■ Trecho selecionado:
⟨

Durante a Primeira Guerra Mundial desaninhou, entre milhares de
prisioneiros russos, um tcheremisso analfabeto, e, com a anuência
das autoridades, tomou conta dele, espremendo-lhe do cérebro volumes
de contos populares, que saíram num alfabeto especialmente inventado
para esse fim. (Um desses contos figura no primeiro volume de Mar de
histórias.) Outro conhecido mostrara-me, entre as relíquias da
família, uma alentada monografia do pai sobre os pronomes voguis.
Ninguém devia bulir naquilo.
Mas
que adianta responsabilizar homens, livros e circunstâncias? O que
se tinha de aprender, aprendia-se mesmo. Há vinte anos, ao passar
por um sebo de Paris, vi exposto na rua um enorme dicionário
português por dez francos. Ia comprá-lo, mas a pessoa com quem
estava dissuadiu-me:— Ora essa! Nunca você precisará de um
dicionário português.

⟩

■ Linhas:
⟨

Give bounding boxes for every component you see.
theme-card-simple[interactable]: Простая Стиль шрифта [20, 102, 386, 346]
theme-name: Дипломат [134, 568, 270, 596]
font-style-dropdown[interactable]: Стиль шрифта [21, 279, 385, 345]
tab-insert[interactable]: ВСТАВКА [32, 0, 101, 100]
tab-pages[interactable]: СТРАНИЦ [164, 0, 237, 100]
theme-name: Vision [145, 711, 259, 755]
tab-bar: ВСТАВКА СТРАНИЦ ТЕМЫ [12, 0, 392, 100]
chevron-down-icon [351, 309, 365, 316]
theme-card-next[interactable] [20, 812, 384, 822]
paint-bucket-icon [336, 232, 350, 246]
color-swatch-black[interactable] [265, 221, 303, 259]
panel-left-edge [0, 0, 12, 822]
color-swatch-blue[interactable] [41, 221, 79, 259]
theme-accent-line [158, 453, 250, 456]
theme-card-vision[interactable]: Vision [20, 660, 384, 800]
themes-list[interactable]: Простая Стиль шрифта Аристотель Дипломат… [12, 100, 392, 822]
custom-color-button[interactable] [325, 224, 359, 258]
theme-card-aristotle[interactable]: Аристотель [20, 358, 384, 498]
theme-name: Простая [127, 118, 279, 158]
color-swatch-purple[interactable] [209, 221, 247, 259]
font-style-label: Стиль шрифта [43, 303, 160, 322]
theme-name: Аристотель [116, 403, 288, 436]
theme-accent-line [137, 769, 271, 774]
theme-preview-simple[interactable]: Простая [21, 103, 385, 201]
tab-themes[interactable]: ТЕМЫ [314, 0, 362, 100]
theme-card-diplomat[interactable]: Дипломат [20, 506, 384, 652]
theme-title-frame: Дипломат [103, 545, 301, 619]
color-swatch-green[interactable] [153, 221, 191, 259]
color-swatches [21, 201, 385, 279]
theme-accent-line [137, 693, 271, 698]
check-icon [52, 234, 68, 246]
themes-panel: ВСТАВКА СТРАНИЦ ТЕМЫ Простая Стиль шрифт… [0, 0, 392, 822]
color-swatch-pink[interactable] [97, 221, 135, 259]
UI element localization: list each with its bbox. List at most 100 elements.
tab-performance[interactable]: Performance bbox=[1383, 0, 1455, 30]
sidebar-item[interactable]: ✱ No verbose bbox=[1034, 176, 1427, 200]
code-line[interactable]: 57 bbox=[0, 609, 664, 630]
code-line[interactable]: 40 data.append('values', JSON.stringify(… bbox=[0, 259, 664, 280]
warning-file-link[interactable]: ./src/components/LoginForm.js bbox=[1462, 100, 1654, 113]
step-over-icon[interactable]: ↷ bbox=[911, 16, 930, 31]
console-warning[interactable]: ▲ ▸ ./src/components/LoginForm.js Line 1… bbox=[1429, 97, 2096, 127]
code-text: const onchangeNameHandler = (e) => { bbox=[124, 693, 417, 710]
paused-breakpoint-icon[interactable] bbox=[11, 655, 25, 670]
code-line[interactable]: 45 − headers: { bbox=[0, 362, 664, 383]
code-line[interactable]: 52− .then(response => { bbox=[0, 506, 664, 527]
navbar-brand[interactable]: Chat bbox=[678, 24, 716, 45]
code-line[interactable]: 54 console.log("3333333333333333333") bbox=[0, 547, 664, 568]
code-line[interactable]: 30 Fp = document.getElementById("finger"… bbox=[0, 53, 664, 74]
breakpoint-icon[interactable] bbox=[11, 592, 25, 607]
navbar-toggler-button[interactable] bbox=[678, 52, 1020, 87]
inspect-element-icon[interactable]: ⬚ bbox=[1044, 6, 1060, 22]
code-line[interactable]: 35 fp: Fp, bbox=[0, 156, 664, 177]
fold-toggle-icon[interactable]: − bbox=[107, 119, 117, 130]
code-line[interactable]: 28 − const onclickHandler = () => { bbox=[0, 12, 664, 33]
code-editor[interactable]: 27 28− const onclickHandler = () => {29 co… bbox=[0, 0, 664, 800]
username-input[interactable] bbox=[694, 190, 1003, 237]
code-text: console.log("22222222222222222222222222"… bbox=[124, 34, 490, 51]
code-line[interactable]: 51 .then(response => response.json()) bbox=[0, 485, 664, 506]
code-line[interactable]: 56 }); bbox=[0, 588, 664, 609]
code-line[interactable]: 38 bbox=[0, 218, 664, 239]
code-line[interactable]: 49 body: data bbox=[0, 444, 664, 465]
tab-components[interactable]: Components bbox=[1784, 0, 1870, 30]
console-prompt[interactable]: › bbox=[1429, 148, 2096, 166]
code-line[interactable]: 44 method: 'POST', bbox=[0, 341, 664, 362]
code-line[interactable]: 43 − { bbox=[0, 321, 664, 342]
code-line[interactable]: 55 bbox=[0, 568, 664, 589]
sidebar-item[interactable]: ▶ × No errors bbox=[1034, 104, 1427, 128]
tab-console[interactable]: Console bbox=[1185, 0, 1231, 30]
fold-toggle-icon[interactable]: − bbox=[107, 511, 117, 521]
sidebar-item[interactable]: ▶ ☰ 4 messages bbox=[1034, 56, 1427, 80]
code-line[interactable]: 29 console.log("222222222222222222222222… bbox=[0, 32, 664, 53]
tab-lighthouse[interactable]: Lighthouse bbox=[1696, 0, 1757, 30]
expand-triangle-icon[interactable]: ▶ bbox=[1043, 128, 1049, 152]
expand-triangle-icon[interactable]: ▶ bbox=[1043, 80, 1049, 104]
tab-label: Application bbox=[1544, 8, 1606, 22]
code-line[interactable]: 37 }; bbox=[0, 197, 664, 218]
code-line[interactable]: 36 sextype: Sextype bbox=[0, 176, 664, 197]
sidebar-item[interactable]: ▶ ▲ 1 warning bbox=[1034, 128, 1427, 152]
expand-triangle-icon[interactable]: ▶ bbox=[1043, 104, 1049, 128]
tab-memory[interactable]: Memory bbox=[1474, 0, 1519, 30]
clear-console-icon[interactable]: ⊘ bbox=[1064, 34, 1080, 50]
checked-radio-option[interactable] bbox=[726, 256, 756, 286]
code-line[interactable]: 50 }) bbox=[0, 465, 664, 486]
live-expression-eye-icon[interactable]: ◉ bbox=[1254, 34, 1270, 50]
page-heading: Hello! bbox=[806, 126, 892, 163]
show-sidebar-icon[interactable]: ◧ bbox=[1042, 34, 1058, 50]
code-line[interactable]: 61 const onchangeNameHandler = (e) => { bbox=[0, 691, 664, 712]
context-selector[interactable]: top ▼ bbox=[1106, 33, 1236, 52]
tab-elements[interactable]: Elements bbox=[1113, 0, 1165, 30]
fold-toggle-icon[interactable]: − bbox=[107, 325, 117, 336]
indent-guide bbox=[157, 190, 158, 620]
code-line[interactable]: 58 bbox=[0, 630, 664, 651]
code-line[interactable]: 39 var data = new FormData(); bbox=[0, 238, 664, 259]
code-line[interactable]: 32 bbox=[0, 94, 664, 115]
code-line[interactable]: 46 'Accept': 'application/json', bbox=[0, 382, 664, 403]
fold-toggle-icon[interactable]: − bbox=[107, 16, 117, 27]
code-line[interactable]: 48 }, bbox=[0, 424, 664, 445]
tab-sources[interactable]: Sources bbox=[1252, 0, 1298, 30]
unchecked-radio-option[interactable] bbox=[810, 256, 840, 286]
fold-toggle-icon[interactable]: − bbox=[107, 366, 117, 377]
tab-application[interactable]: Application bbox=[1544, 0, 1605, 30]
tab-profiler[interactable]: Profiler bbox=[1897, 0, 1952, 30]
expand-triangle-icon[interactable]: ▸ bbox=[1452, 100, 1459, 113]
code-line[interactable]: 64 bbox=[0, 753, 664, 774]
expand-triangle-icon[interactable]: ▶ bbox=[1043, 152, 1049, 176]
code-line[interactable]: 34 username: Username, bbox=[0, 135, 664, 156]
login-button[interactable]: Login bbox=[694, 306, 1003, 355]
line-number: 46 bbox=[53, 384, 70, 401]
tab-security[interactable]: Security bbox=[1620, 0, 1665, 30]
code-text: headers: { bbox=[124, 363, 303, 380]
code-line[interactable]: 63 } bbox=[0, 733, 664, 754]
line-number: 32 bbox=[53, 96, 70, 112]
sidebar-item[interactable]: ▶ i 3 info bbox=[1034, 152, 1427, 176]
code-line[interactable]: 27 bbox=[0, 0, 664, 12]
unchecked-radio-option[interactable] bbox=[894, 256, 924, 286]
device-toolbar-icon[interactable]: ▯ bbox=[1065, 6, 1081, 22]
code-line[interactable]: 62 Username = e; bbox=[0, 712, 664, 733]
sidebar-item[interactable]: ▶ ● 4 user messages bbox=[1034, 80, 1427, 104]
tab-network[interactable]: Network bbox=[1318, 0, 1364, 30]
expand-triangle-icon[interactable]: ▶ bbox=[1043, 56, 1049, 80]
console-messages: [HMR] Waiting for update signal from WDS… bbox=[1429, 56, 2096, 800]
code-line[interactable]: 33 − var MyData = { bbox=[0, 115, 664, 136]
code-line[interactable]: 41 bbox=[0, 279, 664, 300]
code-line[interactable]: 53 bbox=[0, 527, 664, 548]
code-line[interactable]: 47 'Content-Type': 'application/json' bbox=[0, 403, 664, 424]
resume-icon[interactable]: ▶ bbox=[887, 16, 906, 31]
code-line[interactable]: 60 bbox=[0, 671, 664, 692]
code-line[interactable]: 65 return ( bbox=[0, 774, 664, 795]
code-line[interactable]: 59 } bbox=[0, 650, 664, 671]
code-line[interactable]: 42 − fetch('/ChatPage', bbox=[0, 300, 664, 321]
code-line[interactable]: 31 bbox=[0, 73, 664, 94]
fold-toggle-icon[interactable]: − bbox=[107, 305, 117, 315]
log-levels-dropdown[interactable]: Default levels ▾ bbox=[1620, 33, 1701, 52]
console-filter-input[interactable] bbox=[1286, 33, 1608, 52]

⟩

■ Objetivo do exercício: Transcreva do trecho selecionado a passagem que começa em "Ninguém devia bulir" e termina em "dicionário português.", incluindo essas palavras.

■ Resultado do exercício:
Ninguém devia bulir naquilo.
Mas
que adianta responsabilizar homens, livros e circunstâncias? O que
se tinha de aprender, aprendia-se mesmo. Há vinte anos, ao passar
por um sebo de Paris, vi exposto na rua um enorme dicionário
português por dez francos. Ia comprá-lo, mas a pessoa com quem
estava dissuadiu-me:— Ora essa! Nunca você precisará de um
dicionário português.